> **What is expected**
In the listing below, copy each line unchanged, starting with the line that contains "legend-swatch (148, 129, 172, 153)" and going on through the line that contains "x-tick-label: 40 (691, 713, 722, 744)", with both of those lines included.

================

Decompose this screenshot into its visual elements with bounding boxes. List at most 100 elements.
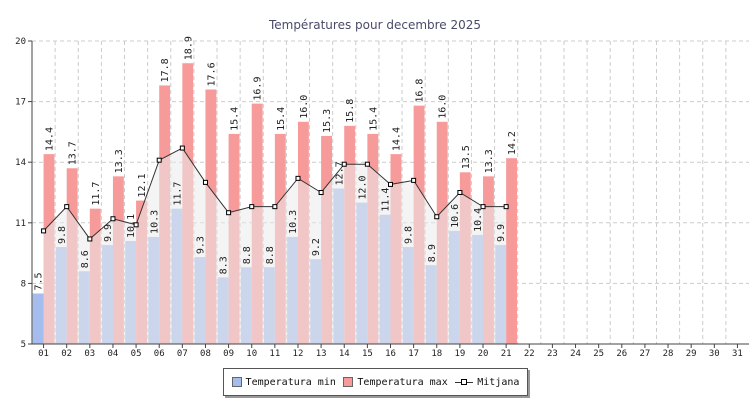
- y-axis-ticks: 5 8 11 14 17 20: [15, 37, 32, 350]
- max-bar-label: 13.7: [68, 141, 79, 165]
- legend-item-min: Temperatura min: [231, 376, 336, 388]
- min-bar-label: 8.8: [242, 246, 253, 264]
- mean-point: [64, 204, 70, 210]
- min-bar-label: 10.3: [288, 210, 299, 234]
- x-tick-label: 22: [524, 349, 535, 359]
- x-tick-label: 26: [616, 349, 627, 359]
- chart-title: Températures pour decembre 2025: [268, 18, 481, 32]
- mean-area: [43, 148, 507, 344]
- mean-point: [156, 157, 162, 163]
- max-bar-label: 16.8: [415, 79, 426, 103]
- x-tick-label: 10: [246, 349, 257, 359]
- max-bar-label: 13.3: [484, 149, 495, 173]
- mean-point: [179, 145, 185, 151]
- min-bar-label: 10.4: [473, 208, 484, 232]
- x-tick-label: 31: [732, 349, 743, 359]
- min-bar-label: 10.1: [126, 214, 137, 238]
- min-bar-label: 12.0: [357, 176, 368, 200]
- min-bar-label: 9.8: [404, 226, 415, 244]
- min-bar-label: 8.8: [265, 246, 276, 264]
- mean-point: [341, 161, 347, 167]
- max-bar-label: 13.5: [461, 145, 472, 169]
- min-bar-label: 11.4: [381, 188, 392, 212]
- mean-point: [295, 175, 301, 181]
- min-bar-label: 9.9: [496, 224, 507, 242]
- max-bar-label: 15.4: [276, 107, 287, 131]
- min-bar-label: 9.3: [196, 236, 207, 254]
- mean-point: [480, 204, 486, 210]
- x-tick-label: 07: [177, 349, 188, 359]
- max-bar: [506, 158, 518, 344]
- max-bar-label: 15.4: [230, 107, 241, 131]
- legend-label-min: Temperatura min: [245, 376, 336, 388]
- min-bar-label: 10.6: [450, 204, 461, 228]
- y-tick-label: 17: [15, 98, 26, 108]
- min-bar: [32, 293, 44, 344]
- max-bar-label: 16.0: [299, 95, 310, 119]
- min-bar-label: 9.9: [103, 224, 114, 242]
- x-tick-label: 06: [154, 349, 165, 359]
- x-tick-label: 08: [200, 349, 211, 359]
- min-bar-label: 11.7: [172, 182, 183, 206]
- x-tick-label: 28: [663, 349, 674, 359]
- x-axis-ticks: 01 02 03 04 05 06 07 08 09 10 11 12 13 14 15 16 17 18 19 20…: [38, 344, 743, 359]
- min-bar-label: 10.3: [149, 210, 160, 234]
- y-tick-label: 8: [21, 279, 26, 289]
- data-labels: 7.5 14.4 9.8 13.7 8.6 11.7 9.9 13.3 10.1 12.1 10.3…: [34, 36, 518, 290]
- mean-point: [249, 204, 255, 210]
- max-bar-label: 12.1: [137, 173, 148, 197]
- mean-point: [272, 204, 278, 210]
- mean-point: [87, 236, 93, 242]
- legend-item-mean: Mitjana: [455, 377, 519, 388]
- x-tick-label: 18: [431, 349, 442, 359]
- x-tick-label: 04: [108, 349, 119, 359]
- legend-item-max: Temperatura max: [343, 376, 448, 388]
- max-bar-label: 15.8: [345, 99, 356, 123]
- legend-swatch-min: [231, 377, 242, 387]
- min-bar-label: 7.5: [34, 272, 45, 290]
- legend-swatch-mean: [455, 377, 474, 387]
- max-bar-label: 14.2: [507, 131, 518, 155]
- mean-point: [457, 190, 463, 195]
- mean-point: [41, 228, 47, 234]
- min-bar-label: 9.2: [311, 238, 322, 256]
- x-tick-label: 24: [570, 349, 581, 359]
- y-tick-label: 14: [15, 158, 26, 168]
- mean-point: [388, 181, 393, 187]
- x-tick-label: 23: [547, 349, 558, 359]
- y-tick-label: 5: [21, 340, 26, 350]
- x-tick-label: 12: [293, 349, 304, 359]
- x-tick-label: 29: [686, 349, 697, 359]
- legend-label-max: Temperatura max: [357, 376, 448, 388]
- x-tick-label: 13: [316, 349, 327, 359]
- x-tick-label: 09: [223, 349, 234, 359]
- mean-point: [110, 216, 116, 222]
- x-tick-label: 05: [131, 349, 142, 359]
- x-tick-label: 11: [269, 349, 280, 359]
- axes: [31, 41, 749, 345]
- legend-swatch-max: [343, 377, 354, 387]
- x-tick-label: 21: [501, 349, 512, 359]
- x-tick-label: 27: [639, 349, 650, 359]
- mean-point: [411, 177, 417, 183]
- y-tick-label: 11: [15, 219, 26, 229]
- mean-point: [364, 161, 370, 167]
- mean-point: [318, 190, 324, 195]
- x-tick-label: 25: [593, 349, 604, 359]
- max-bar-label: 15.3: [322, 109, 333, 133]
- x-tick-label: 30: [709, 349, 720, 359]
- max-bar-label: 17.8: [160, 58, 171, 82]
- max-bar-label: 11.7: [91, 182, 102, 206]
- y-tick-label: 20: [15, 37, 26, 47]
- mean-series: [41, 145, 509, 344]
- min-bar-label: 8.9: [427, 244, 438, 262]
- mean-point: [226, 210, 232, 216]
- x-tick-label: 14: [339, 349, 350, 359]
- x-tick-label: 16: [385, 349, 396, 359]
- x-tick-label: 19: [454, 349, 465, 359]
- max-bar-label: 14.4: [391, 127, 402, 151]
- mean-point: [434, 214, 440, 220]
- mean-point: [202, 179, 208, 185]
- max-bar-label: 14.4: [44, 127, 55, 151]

================

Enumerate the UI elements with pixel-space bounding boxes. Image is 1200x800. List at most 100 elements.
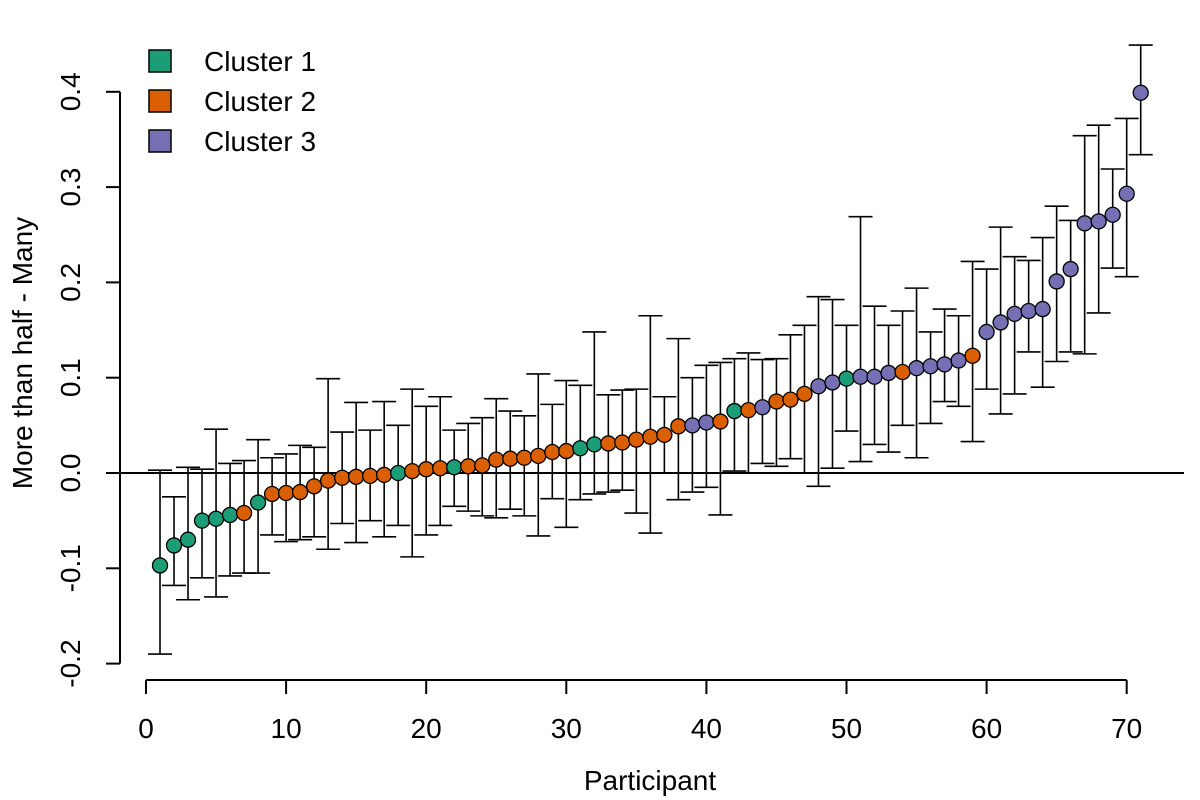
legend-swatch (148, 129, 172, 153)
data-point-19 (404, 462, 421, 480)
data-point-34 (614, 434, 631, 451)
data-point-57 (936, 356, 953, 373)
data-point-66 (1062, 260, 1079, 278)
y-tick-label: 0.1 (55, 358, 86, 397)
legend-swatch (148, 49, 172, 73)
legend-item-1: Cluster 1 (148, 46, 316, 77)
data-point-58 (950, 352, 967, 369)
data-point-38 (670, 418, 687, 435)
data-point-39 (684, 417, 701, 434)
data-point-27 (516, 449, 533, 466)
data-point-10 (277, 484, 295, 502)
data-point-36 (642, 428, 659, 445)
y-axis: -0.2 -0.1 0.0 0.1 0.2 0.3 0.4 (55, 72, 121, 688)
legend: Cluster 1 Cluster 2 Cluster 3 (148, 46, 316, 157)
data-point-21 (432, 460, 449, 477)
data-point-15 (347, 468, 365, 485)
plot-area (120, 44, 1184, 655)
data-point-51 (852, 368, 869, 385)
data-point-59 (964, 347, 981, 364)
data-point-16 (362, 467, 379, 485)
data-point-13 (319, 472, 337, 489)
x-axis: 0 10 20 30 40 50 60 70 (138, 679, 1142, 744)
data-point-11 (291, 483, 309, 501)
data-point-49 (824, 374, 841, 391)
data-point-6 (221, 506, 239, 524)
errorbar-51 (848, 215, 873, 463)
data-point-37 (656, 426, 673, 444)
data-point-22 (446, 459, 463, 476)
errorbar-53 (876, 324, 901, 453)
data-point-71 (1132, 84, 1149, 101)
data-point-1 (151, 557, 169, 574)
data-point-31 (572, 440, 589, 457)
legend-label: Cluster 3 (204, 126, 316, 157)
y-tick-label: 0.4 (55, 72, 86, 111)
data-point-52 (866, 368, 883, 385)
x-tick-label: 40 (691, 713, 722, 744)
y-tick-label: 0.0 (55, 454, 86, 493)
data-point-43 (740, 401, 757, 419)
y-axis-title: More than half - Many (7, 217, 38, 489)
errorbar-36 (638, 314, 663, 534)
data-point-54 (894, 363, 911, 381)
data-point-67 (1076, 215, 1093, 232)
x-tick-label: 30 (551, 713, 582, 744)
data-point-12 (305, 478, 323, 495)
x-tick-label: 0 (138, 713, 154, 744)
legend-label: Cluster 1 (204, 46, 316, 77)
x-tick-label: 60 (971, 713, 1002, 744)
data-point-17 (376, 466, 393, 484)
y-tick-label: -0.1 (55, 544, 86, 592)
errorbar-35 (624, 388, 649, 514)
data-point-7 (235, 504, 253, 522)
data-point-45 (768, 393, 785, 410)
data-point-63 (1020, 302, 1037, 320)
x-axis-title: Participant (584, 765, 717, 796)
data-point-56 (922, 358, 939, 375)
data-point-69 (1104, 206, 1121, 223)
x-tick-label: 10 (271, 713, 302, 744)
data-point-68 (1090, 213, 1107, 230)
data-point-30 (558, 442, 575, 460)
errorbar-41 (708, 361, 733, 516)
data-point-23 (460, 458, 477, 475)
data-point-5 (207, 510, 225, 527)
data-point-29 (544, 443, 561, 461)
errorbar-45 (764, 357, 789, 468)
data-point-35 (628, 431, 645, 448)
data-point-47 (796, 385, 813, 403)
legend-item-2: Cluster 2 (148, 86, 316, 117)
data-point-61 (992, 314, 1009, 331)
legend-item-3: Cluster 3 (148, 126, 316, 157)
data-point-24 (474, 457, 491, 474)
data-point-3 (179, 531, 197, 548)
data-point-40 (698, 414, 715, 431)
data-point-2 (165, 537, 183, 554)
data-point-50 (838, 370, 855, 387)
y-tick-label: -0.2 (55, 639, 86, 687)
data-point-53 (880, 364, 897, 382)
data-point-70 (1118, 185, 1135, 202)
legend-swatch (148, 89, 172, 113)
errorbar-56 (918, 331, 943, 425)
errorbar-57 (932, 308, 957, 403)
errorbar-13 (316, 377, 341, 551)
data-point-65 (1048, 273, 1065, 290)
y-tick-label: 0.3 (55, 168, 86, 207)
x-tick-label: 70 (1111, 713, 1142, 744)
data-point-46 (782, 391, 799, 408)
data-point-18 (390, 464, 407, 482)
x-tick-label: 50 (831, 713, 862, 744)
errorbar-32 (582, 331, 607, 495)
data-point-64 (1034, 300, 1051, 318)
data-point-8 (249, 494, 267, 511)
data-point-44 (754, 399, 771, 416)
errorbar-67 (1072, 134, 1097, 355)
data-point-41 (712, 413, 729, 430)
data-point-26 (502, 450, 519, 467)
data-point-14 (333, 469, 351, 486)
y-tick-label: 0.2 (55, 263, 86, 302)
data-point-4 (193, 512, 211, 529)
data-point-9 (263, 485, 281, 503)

================

> **Full solution**
legend-swatch (148, 129, 172, 153)
data-point-19 (404, 462, 421, 480)
data-point-34 (614, 434, 631, 451)
data-point-57 (936, 356, 953, 373)
data-point-66 (1062, 260, 1079, 278)
y-tick-label: 0.1 (55, 358, 86, 397)
legend-swatch (148, 49, 172, 73)
legend-item-1: Cluster 1 (148, 46, 316, 77)
data-point-58 (950, 352, 967, 369)
data-point-38 (670, 418, 687, 435)
data-point-39 (684, 417, 701, 434)
data-point-27 (516, 449, 533, 466)
data-point-10 (277, 484, 295, 502)
data-point-36 (642, 428, 659, 445)
y-axis: -0.2 -0.1 0.0 0.1 0.2 0.3 0.4 (55, 72, 121, 688)
legend: Cluster 1 Cluster 2 Cluster 3 (148, 46, 316, 157)
data-point-21 (432, 460, 449, 477)
data-point-15 (347, 468, 365, 485)
plot-area (120, 44, 1184, 655)
data-point-51 (852, 368, 869, 385)
data-point-59 (964, 347, 981, 364)
data-point-16 (362, 467, 379, 485)
data-point-13 (319, 472, 337, 489)
x-axis: 0 10 20 30 40 50 60 70 (138, 679, 1142, 744)
data-point-11 (291, 483, 309, 501)
data-point-49 (824, 374, 841, 391)
data-point-6 (221, 506, 239, 524)
errorbar-51 (848, 215, 873, 463)
data-point-37 (656, 426, 673, 444)
data-point-22 (446, 459, 463, 476)
errorbar-53 (876, 324, 901, 453)
data-point-71 (1132, 84, 1149, 101)
data-point-1 (151, 557, 169, 574)
data-point-31 (572, 440, 589, 457)
legend-label: Cluster 3 (204, 126, 316, 157)
y-tick-label: 0.4 (55, 72, 86, 111)
data-point-52 (866, 368, 883, 385)
x-tick-label: 40 (691, 713, 722, 744)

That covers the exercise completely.